**WRITTEN INSTRUCTION:** Locate the lines of the listing below that hold "下列说法正确的是", then copy each of them.

begin

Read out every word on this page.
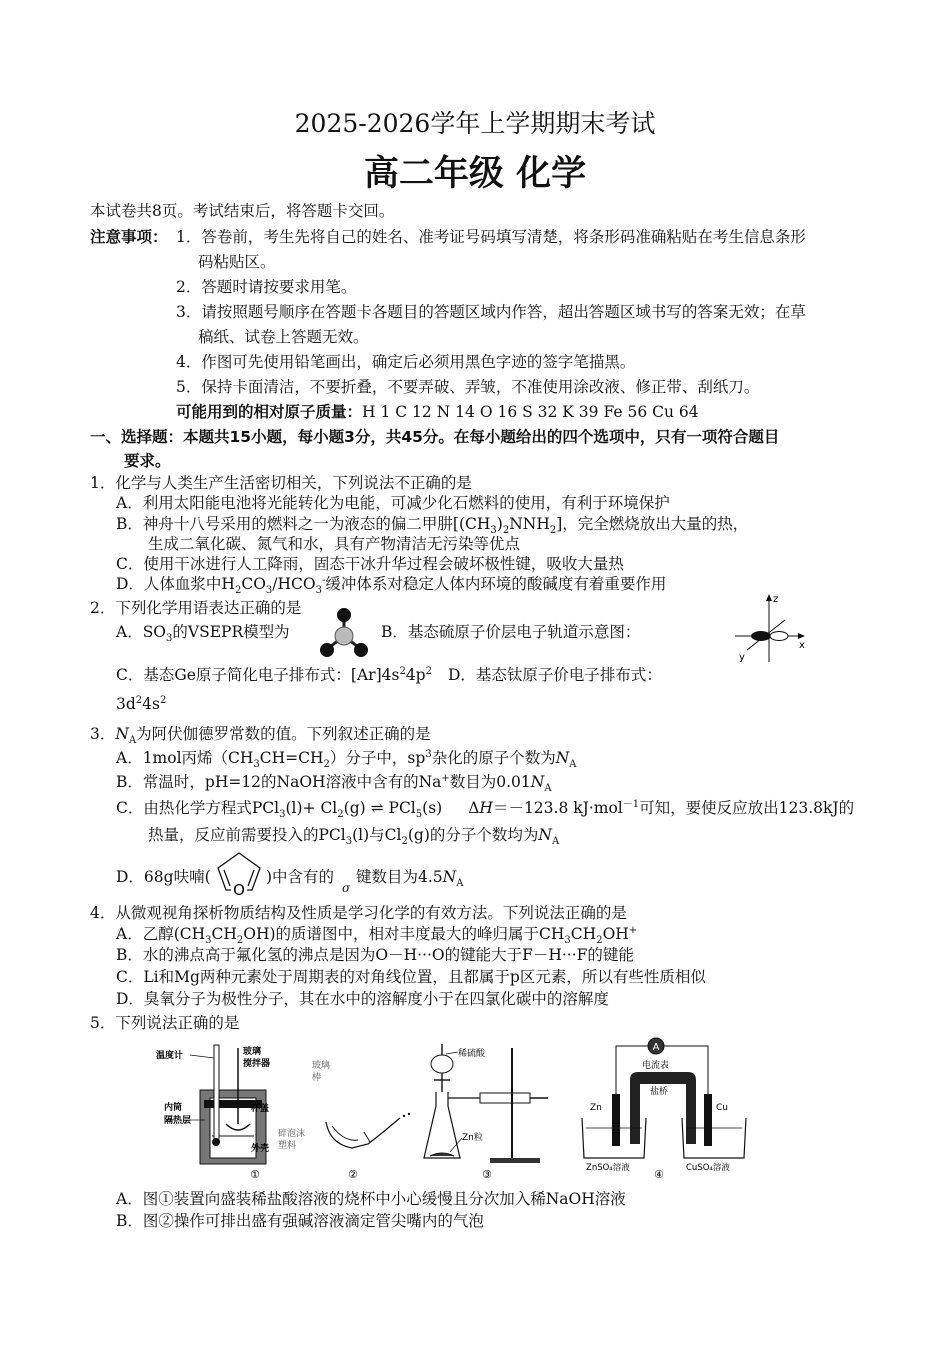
2025-2026学年上学期期末考试
高二年级 化学
本试卷共8页。考试结束后，将答题卡交回。
注意事项： 1．答卷前，考生先将自己的姓名、准考证号码填写清楚，将条形码准确粘贴在考生信息条形
码粘贴区。
2．答题时请按要求用笔。
3．请按照题号顺序在答题卡各题目的答题区域内作答，超出答题区域书写的答案无效；在草
稿纸、试卷上答题无效。
4．作图可先使用铅笔画出，确定后必须用黑色字迹的签字笔描黑。
5．保持卡面清洁，不要折叠，不要弄破、弄皱，不准使用涂改液、修正带、刮纸刀。
可能用到的相对原子质量：H 1 C 12 N 14 O 16 S 32 K 39 Fe 56 Cu 64
一、选择题：本题共15小题，每小题3分，共45分。在每小题给出的四个选项中，只有一项符合题目
要求。
1．化学与人类生产生活密切相关，下列说法不正确的是
A．利用太阳能电池将光能转化为电能，可减少化石燃料的使用，有利于环境保护
B．神舟十八号采用的燃料之一为液态的偏二甲肼$[(CH_3)_2NNH_2]$，完全燃烧放出大量的热，
生成二氧化碳、氮气和水，具有产物清洁无污染等优点
C．使用干冰进行人工降雨，固态干冰升华过程会破坏极性键，吸收大量热
D．人体血浆中$H_2CO_3/HCO_3^-$缓冲体系对稳定人体内环境的酸碱度有着重要作用
2．下列化学用语表达正确的是
A．$SO_3$的VSEPR模型为	B．基态硫原子价层电子轨道示意图：
z
x
y
C．基态Ge原子简化电子排布式：$[Ar]4s^24p^2$ D．基态钛原子价电子排布式：
$3d^24s^2$
3．$N_A$为阿伏伽德罗常数的值。下列叙述正确的是
A．1mol丙烯$(CH_3CH=CH_2)$分子中，$sp^3$杂化的原子个数为$N_A$
B．常温时，pH=12的NaOH溶液中含有的Na+数目为$0.01N_A$
C．由热化学方程式$PCl_3(l)+ Cl_2(g)$ ⇌ PCl$_5$(s) ΔH＝－123.8 kJ·mol$^{-1}$可知，要使反应放出123.8kJ的
热量，反应前需要投入的PCl$_3$(l)与$Cl_2(g)$的分子个数均为$N_A$
D．68g呋喃(
O
)中含有的
σ
键数目为$4.5N_A$
4．从微观视角探析物质结构及性质是学习化学的有效方法。下列说法正确的是
A．乙醇$(CH_3CH_2OH)$的质谱图中，相对丰度最大的峰归属于$CH_3CH_2OH^+$
B．水的沸点高于氟化氢的沸点是因为O－H···O的键能大于F－H···F的键能
C．Li和Mg两种元素处于周期表的对角线位置，且都属于p区元素，所以有些性质相似
D．臭氧分子为极性分子，其在水中的溶解度小于在四氯化碳中的溶解度
5．下列说法正确的是
温度计	玻璃
搅拌器
杯盖
内筒
隔热层
外壳
①
玻璃
棒
碎泡沫
塑料
②
稀硫酸
Zn粒
③
A
电流表
盐桥
Zn	Cu
ZnSO₄溶液	CuSO₄溶液
④
A．图①装置向盛装稀盐酸溶液的烧杯中小心缓慢且分次加入稀NaOH溶液
B．图②操作可排出盛有强碱溶液滴定管尖嘴内的气泡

end

**SOLUTION BELOW:**
4．从微观视角探析物质结构及性质是学习化学的有效方法。下列说法正确的是
5．下列说法正确的是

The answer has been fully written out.